— START EXCERPTED RECORDS —

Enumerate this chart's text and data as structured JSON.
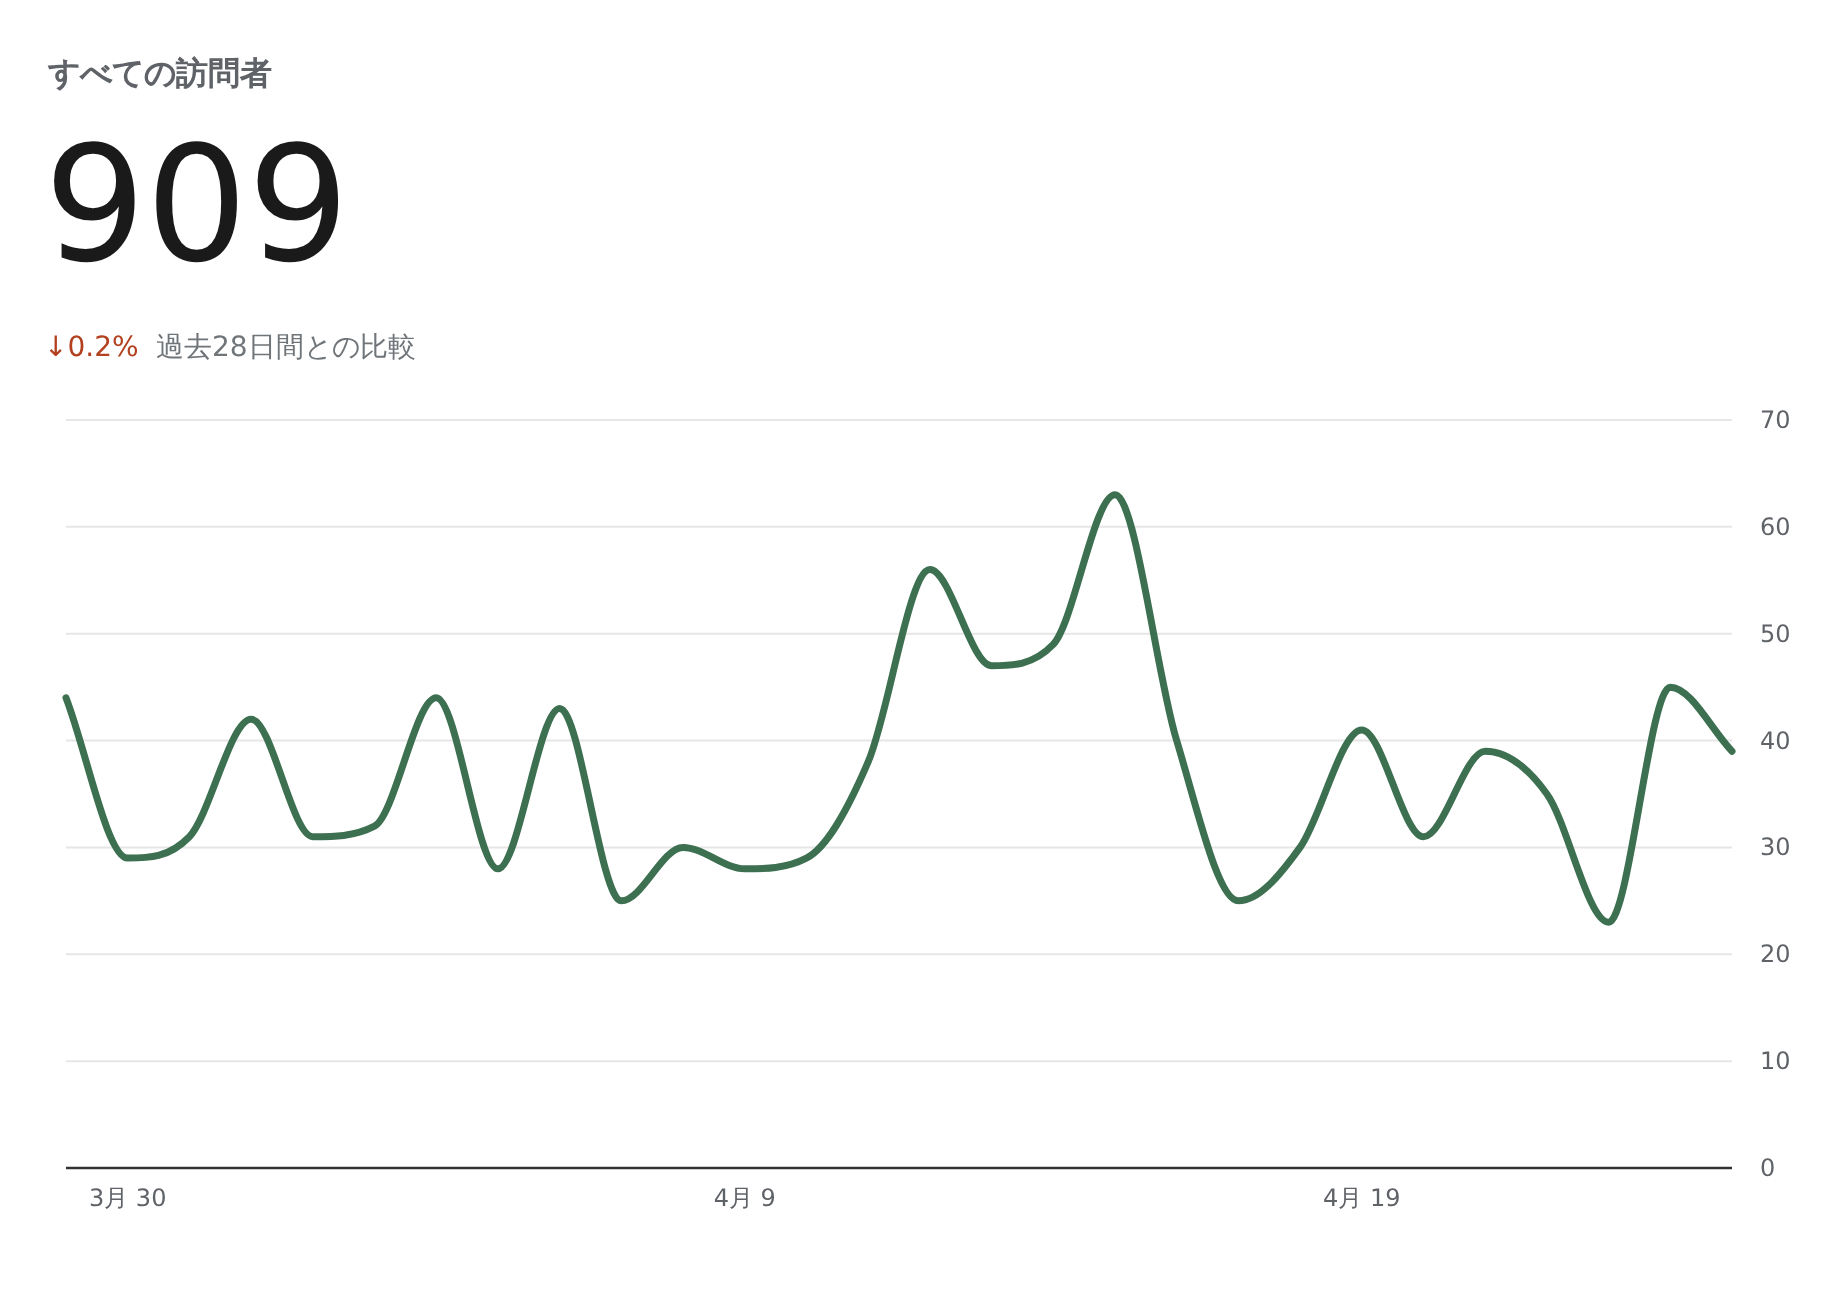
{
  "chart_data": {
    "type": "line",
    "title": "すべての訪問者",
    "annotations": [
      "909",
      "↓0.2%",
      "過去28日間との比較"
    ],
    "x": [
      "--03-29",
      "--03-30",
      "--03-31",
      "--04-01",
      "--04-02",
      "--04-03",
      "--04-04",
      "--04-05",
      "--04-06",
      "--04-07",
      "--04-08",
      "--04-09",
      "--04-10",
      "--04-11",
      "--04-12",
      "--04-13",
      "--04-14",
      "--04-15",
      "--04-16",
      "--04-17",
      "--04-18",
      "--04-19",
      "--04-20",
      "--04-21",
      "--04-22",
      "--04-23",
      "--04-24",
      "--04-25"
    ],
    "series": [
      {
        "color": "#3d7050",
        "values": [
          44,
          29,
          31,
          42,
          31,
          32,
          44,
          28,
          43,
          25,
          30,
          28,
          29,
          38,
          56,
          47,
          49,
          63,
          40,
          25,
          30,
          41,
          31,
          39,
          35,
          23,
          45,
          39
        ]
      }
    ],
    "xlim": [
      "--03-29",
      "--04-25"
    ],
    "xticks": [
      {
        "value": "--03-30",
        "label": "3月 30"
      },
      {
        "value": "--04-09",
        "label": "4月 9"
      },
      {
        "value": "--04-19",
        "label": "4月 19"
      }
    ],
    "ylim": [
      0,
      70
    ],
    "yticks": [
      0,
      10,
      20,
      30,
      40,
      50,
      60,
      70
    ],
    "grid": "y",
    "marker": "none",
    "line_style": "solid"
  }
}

— END EXCERPTED RECORDS —

(INSTRUCTIONS TO FOLLOW)
Set down the material exactly, every line of it, except for the pictures.

(THE COMPLETED TASK)
Enumerate this chart's text and data as structured JSON.
{
  "chart_data": {
    "type": "line",
    "title": "すべての訪問者",
    "annotations": [
      "909",
      "↓0.2%",
      "過去28日間との比較"
    ],
    "x": [
      "--03-29",
      "--03-30",
      "--03-31",
      "--04-01",
      "--04-02",
      "--04-03",
      "--04-04",
      "--04-05",
      "--04-06",
      "--04-07",
      "--04-08",
      "--04-09",
      "--04-10",
      "--04-11",
      "--04-12",
      "--04-13",
      "--04-14",
      "--04-15",
      "--04-16",
      "--04-17",
      "--04-18",
      "--04-19",
      "--04-20",
      "--04-21",
      "--04-22",
      "--04-23",
      "--04-24",
      "--04-25"
    ],
    "series": [
      {
        "color": "#3d7050",
        "values": [
          44,
          29,
          31,
          42,
          31,
          32,
          44,
          28,
          43,
          25,
          30,
          28,
          29,
          38,
          56,
          47,
          49,
          63,
          40,
          25,
          30,
          41,
          31,
          39,
          35,
          23,
          45,
          39
        ]
      }
    ],
    "xlim": [
      "--03-29",
      "--04-25"
    ],
    "xticks": [
      {
        "value": "--03-30",
        "label": "3月 30"
      },
      {
        "value": "--04-09",
        "label": "4月 9"
      },
      {
        "value": "--04-19",
        "label": "4月 19"
      }
    ],
    "ylim": [
      0,
      70
    ],
    "yticks": [
      0,
      10,
      20,
      30,
      40,
      50,
      60,
      70
    ],
    "grid": "y",
    "marker": "none",
    "line_style": "solid"
  }
}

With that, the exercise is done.